=== AIM ===
From the line with "OCR this image." to the final line of the records, reproduce every line exactly and only those lines.

=== GIVEN INFORMATION ===
----

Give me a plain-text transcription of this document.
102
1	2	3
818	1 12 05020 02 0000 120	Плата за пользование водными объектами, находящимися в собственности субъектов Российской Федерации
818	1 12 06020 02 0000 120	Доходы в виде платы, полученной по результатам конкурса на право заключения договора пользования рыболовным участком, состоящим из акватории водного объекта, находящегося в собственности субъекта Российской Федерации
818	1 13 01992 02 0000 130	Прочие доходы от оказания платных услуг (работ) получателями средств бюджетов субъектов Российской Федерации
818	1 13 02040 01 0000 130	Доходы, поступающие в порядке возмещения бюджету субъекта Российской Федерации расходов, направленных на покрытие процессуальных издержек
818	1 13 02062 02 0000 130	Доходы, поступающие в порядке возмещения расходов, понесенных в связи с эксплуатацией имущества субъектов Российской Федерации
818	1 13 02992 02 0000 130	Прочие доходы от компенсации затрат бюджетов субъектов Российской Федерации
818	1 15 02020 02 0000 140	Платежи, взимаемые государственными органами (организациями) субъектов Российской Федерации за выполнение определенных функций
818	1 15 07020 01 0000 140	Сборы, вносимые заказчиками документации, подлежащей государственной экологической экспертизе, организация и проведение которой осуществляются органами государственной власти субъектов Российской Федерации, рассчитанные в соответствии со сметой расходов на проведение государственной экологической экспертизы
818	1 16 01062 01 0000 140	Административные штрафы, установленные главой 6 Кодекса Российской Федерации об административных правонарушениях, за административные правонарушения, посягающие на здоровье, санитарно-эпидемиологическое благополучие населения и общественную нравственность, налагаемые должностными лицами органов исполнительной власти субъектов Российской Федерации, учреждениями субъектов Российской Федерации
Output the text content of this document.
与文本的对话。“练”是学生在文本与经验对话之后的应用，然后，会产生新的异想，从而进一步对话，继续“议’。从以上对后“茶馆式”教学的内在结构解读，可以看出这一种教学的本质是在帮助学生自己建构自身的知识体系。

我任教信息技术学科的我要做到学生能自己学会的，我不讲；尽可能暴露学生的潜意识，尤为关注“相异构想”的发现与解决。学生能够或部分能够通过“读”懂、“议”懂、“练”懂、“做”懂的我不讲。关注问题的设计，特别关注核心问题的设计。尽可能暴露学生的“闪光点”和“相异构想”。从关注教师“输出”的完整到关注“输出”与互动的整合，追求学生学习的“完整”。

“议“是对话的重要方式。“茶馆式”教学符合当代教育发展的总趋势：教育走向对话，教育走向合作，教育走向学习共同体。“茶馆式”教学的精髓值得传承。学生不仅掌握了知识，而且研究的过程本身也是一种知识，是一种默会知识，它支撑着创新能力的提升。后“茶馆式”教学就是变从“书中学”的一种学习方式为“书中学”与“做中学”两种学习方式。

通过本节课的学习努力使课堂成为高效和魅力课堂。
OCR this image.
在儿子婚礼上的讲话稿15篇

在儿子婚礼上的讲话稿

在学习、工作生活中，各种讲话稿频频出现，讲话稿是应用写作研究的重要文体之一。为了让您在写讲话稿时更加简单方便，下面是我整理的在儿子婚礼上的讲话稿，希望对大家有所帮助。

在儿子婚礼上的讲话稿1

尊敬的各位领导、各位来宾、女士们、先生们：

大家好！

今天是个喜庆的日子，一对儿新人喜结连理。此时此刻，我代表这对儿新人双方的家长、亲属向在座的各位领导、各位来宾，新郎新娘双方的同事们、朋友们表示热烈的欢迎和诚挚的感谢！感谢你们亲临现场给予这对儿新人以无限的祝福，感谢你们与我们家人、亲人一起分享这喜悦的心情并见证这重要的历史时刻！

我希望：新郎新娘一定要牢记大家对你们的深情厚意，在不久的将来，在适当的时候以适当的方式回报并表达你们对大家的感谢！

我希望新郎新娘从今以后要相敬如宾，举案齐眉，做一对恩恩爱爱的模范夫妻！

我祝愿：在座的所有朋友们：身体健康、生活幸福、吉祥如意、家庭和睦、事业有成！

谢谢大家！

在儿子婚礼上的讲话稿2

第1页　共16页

----

=== COMPLETED EXERCISE ===
OCR this image.
在儿子婚礼上的讲话稿15篇

在儿子婚礼上的讲话稿

在学习、工作生活中，各种讲话稿频频出现，讲话稿是应用写作研究的重要文体之一。为了让您在写讲话稿时更加简单方便，下面是我整理的在儿子婚礼上的讲话稿，希望对大家有所帮助。

在儿子婚礼上的讲话稿1

尊敬的各位领导、各位来宾、女士们、先生们：

大家好！

今天是个喜庆的日子，一对儿新人喜结连理。此时此刻，我代表这对儿新人双方的家长、亲属向在座的各位领导、各位来宾，新郎新娘双方的同事们、朋友们表示热烈的欢迎和诚挚的感谢！感谢你们亲临现场给予这对儿新人以无限的祝福，感谢你们与我们家人、亲人一起分享这喜悦的心情并见证这重要的历史时刻！

我希望：新郎新娘一定要牢记大家对你们的深情厚意，在不久的将来，在适当的时候以适当的方式回报并表达你们对大家的感谢！

我希望新郎新娘从今以后要相敬如宾，举案齐眉，做一对恩恩爱爱的模范夫妻！

我祝愿：在座的所有朋友们：身体健康、生活幸福、吉祥如意、家庭和睦、事业有成！

谢谢大家！

在儿子婚礼上的讲话稿2

第1页　共16页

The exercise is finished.